## DATA EXCERPTS
----
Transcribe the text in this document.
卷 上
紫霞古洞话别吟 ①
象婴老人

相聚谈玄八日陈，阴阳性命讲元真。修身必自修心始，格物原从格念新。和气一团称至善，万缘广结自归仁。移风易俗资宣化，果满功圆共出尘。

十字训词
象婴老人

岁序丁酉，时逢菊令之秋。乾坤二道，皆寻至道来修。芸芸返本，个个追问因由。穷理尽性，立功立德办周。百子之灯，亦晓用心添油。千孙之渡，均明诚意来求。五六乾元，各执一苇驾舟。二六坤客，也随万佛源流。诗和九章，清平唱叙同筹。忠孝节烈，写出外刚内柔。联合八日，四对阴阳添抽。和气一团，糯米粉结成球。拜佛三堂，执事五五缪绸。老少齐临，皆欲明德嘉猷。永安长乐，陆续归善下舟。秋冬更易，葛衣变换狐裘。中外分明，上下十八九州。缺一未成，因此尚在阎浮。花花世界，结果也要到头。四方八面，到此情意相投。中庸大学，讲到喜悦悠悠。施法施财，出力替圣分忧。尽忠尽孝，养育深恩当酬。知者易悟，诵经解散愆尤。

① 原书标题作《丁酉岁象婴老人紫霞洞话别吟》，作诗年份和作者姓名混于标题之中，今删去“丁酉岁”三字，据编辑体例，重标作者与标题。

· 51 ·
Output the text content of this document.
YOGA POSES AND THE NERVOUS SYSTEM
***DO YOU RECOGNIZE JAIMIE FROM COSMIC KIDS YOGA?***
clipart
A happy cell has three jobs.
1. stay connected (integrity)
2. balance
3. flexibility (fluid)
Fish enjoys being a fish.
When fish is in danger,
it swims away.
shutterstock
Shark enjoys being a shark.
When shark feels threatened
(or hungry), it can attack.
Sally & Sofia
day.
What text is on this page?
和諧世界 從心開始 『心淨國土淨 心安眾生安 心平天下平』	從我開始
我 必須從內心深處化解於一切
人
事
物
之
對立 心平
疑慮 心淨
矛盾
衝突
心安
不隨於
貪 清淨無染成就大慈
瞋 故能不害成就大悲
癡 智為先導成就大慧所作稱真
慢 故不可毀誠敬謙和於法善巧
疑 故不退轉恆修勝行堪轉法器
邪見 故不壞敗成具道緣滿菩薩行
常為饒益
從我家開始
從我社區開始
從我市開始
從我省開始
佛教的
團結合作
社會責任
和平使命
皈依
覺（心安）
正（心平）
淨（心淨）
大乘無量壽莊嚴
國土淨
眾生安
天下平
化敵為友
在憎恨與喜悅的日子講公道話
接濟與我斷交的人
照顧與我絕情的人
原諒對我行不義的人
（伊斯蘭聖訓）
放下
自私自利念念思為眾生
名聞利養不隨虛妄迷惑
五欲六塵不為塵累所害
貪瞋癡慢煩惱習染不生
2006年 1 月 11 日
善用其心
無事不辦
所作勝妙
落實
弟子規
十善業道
----
## EXERCISE DESCRIPTION
Provide an exact reproduction of all the entries shown above.

## THE RESULT
Transcribe the text in this document.
卷 上
紫霞古洞话别吟 ①
象婴老人

相聚谈玄八日陈，阴阳性命讲元真。修身必自修心始，格物原从格念新。和气一团称至善，万缘广结自归仁。移风易俗资宣化，果满功圆共出尘。

十字训词
象婴老人

岁序丁酉，时逢菊令之秋。乾坤二道，皆寻至道来修。芸芸返本，个个追问因由。穷理尽性，立功立德办周。百子之灯，亦晓用心添油。千孙之渡，均明诚意来求。五六乾元，各执一苇驾舟。二六坤客，也随万佛源流。诗和九章，清平唱叙同筹。忠孝节烈，写出外刚内柔。联合八日，四对阴阳添抽。和气一团，糯米粉结成球。拜佛三堂，执事五五缪绸。老少齐临，皆欲明德嘉猷。永安长乐，陆续归善下舟。秋冬更易，葛衣变换狐裘。中外分明，上下十八九州。缺一未成，因此尚在阎浮。花花世界，结果也要到头。四方八面，到此情意相投。中庸大学，讲到喜悦悠悠。施法施财，出力替圣分忧。尽忠尽孝，养育深恩当酬。知者易悟，诵经解散愆尤。

① 原书标题作《丁酉岁象婴老人紫霞洞话别吟》，作诗年份和作者姓名混于标题之中，今删去“丁酉岁”三字，据编辑体例，重标作者与标题。

· 51 ·
Output the text content of this document.
YOGA POSES AND THE NERVOUS SYSTEM
***DO YOU RECOGNIZE JAIMIE FROM COSMIC KIDS YOGA?***
clipart
A happy cell has three jobs.
1. stay connected (integrity)
2. balance
3. flexibility (fluid)
Fish enjoys being a fish.
When fish is in danger,
it swims away.
shutterstock
Shark enjoys being a shark.
When shark feels threatened
(or hungry), it can attack.
Sally & Sofia
day.
What text is on this page?
和諧世界 從心開始 『心淨國土淨 心安眾生安 心平天下平』	從我開始
我 必須從內心深處化解於一切
人
事
物
之
對立 心平
疑慮 心淨
矛盾
衝突
心安
不隨於
貪 清淨無染成就大慈
瞋 故能不害成就大悲
癡 智為先導成就大慧所作稱真
慢 故不可毀誠敬謙和於法善巧
疑 故不退轉恆修勝行堪轉法器
邪見 故不壞敗成具道緣滿菩薩行
常為饒益
從我家開始
從我社區開始
從我市開始
從我省開始
佛教的
團結合作
社會責任
和平使命
皈依
覺（心安）
正（心平）
淨（心淨）
大乘無量壽莊嚴
國土淨
眾生安
天下平
化敵為友
在憎恨與喜悅的日子講公道話
接濟與我斷交的人
照顧與我絕情的人
原諒對我行不義的人
（伊斯蘭聖訓）
放下
自私自利念念思為眾生
名聞利養不隨虛妄迷惑
五欲六塵不為塵累所害
貪瞋癡慢煩惱習染不生
2006年 1 月 11 日
善用其心
無事不辦
所作勝妙
落實
弟子規
十善業道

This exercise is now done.